- [Written problem] Go through the listing and return every line with "duration" in it.
---------- Dataset excerpts ----------
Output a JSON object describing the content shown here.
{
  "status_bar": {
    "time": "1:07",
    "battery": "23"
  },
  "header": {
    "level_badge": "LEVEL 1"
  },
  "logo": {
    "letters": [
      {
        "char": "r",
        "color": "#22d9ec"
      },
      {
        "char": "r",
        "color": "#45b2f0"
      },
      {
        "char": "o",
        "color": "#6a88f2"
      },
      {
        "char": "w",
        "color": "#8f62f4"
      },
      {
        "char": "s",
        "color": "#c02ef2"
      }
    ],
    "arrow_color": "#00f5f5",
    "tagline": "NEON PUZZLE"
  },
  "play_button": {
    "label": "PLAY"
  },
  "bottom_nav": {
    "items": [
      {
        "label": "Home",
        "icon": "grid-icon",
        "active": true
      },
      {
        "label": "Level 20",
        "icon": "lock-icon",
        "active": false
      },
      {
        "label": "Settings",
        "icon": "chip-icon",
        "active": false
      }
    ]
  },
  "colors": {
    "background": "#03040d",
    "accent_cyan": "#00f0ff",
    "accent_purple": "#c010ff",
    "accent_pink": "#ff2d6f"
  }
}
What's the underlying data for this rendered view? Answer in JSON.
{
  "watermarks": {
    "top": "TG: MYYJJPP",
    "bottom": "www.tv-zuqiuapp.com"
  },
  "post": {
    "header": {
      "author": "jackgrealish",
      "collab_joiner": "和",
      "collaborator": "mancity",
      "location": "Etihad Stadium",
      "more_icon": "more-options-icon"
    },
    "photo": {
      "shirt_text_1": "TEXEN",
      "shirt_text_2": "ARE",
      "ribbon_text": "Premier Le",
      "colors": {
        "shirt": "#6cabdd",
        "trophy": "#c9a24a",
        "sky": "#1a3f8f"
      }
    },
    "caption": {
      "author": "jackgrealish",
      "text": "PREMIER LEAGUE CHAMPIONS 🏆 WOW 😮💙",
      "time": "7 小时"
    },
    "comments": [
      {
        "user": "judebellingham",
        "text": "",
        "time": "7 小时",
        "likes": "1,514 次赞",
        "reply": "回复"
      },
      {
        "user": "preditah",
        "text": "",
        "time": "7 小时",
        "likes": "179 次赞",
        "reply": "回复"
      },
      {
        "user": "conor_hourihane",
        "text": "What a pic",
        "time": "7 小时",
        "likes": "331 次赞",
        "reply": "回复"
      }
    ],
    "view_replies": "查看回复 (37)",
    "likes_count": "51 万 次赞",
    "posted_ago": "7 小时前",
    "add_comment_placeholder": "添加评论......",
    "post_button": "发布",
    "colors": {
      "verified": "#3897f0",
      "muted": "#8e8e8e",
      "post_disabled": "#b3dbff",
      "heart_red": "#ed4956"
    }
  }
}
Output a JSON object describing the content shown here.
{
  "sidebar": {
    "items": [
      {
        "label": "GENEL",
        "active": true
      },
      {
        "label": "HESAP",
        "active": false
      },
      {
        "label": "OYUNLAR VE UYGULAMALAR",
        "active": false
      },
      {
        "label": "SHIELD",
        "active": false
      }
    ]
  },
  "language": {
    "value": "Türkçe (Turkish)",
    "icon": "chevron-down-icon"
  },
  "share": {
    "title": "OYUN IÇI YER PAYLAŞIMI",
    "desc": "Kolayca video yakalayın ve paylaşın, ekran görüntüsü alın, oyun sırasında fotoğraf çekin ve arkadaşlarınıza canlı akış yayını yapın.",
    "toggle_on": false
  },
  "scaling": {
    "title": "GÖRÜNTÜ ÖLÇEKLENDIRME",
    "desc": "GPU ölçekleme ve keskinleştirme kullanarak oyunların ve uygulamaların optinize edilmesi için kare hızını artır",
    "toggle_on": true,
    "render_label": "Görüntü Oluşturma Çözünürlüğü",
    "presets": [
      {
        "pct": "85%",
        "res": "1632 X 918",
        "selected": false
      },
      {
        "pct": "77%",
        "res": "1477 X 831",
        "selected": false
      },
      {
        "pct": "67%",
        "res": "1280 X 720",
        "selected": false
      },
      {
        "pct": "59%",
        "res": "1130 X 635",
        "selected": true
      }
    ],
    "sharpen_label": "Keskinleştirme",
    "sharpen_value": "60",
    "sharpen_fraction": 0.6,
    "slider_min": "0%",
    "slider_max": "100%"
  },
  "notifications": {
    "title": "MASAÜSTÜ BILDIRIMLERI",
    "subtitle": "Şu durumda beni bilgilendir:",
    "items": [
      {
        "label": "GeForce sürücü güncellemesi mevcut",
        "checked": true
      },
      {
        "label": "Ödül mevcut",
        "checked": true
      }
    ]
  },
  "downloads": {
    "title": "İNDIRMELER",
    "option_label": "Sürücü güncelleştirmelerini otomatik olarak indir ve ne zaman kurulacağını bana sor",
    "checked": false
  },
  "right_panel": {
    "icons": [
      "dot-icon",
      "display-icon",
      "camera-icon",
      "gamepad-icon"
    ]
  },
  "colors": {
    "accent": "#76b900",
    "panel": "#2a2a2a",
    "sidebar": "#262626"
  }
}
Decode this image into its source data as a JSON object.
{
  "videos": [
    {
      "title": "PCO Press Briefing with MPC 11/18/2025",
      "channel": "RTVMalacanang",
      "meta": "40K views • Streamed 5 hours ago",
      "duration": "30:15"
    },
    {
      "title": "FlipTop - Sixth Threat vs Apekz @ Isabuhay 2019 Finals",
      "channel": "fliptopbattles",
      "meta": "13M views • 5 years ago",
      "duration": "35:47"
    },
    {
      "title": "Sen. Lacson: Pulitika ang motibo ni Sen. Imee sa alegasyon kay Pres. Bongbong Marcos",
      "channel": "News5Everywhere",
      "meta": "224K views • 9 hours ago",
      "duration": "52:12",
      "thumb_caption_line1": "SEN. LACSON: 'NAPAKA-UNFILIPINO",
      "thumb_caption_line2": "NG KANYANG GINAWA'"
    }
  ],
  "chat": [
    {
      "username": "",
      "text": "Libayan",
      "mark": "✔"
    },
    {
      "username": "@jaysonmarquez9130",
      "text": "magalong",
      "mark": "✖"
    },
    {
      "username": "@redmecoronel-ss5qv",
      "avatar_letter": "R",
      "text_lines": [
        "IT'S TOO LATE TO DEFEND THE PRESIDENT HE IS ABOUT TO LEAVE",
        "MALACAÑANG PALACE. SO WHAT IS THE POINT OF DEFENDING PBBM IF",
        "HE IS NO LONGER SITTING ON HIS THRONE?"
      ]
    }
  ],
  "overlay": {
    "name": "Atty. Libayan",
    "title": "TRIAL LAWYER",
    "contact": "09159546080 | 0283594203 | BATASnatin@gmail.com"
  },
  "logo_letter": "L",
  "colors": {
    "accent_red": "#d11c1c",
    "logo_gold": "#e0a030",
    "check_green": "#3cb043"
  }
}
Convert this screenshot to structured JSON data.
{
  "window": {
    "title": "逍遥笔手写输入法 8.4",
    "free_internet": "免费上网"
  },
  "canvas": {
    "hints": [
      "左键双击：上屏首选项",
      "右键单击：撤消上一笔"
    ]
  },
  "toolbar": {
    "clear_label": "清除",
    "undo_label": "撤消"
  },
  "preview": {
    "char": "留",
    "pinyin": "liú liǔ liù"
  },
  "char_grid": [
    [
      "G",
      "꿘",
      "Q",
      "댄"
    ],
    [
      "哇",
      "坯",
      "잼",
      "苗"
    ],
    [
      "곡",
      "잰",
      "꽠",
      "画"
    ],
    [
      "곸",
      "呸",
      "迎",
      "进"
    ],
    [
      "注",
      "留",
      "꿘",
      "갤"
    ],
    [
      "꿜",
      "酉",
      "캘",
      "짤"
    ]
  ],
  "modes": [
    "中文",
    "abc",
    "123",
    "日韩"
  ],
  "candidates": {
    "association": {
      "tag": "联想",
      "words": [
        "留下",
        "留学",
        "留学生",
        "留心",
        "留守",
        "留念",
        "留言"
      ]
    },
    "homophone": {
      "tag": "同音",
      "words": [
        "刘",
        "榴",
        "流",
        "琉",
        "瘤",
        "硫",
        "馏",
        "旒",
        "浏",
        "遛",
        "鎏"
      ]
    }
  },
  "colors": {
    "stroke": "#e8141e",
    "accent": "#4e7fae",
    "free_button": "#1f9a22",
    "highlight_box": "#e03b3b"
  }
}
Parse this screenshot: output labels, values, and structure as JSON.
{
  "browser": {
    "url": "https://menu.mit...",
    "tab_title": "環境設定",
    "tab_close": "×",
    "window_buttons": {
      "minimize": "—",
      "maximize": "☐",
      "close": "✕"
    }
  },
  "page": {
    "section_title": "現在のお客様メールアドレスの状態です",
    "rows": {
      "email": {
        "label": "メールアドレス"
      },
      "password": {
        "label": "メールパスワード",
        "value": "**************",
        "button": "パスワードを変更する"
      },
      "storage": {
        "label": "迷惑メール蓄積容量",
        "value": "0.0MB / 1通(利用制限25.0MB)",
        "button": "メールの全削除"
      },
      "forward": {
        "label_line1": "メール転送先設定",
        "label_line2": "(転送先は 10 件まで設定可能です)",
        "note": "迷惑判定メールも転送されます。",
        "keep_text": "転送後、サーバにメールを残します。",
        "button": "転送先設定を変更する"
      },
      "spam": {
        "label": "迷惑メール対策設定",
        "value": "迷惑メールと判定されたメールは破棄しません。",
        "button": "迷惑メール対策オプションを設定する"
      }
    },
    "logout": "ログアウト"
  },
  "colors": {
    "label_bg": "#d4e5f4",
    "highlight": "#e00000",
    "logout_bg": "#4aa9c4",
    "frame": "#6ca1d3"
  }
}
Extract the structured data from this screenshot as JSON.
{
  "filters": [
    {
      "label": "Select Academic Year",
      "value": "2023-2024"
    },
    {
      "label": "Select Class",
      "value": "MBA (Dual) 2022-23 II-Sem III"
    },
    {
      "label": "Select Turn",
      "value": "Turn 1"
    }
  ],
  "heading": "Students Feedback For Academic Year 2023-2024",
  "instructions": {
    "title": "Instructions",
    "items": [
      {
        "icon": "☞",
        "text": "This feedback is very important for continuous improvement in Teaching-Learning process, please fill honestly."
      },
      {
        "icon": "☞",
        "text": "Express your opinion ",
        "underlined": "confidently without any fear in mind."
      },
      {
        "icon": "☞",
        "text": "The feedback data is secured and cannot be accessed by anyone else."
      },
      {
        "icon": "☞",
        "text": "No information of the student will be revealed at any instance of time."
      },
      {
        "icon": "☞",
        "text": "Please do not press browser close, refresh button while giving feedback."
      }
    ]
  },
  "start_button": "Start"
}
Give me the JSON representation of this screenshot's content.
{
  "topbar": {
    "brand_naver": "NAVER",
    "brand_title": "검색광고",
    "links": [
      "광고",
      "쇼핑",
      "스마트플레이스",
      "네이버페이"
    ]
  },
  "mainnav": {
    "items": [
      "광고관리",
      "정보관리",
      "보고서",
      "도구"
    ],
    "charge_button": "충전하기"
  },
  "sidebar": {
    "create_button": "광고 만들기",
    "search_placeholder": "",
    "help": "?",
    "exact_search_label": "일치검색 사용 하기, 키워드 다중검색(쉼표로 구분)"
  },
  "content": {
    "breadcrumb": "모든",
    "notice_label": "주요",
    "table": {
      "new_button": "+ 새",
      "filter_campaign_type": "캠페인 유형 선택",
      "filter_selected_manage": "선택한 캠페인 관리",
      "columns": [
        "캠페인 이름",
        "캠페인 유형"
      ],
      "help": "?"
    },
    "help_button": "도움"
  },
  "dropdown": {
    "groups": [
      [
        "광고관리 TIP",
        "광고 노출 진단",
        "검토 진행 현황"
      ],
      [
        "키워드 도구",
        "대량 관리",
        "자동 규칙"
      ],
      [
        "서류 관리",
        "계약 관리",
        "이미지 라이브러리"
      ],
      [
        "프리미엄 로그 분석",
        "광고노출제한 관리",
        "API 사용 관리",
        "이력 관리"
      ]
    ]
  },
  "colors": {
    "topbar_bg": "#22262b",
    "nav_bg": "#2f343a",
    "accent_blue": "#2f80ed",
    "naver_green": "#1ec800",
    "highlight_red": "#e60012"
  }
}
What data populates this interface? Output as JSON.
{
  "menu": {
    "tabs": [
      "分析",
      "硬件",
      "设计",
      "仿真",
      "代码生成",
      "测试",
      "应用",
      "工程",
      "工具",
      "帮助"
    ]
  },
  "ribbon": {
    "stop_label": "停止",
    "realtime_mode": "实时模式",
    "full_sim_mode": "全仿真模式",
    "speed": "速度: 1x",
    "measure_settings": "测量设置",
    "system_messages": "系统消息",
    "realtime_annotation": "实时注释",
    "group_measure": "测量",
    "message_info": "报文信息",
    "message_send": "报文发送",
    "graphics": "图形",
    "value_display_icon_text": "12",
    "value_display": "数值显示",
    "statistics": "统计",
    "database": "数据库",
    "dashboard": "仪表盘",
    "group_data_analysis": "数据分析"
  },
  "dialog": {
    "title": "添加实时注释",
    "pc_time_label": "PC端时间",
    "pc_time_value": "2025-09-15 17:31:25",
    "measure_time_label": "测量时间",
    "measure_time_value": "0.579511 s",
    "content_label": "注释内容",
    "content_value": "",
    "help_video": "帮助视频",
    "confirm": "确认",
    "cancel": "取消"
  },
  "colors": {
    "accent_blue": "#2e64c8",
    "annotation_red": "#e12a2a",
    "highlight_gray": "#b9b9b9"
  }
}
----------
- [Output for this exercise]
      "duration": "30:15"
      "duration": "35:47"
      "duration": "52:12",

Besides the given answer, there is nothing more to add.